▶ **TASK TO CARRY OUT**
Please write the listing below out again exactly, leaving every picture behind.
** START RECORDS PROVIDED **
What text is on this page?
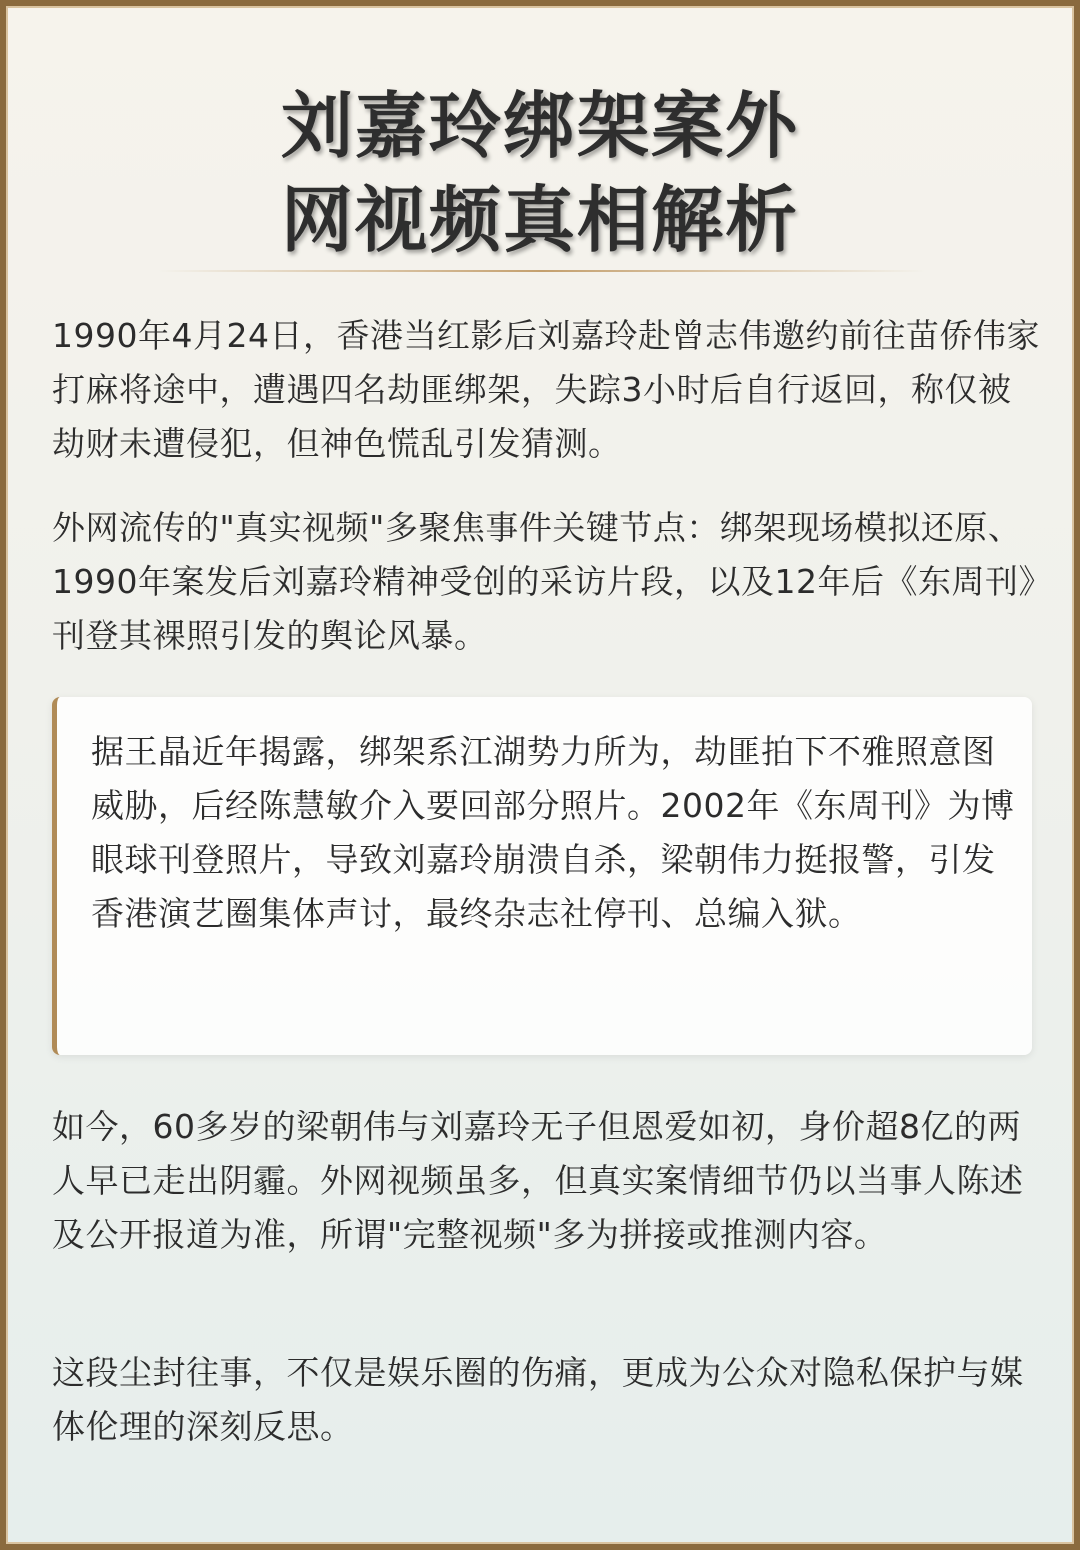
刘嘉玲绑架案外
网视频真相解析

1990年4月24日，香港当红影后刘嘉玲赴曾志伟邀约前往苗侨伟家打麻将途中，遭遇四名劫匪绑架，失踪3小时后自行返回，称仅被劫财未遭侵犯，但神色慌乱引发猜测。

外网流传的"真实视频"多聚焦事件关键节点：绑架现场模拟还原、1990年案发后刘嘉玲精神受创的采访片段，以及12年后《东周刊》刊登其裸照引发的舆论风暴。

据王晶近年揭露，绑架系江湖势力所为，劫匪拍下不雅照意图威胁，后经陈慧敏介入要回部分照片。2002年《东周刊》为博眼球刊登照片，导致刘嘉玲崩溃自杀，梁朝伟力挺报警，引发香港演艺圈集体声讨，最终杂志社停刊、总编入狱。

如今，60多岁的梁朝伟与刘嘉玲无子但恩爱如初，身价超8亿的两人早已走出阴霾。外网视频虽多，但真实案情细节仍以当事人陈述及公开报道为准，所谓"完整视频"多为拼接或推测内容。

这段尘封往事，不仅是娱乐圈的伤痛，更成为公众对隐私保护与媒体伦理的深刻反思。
** END RECORDS PROVIDED **
▶ **RESULT**
What text is on this page?
刘嘉玲绑架案外
网视频真相解析

1990年4月24日，香港当红影后刘嘉玲赴曾志伟邀约前往苗侨伟家打麻将途中，遭遇四名劫匪绑架，失踪3小时后自行返回，称仅被劫财未遭侵犯，但神色慌乱引发猜测。

外网流传的"真实视频"多聚焦事件关键节点：绑架现场模拟还原、1990年案发后刘嘉玲精神受创的采访片段，以及12年后《东周刊》刊登其裸照引发的舆论风暴。

据王晶近年揭露，绑架系江湖势力所为，劫匪拍下不雅照意图威胁，后经陈慧敏介入要回部分照片。2002年《东周刊》为博眼球刊登照片，导致刘嘉玲崩溃自杀，梁朝伟力挺报警，引发香港演艺圈集体声讨，最终杂志社停刊、总编入狱。

如今，60多岁的梁朝伟与刘嘉玲无子但恩爱如初，身价超8亿的两人早已走出阴霾。外网视频虽多，但真实案情细节仍以当事人陈述及公开报道为准，所谓"完整视频"多为拼接或推测内容。

这段尘封往事，不仅是娱乐圈的伤痛，更成为公众对隐私保护与媒体伦理的深刻反思。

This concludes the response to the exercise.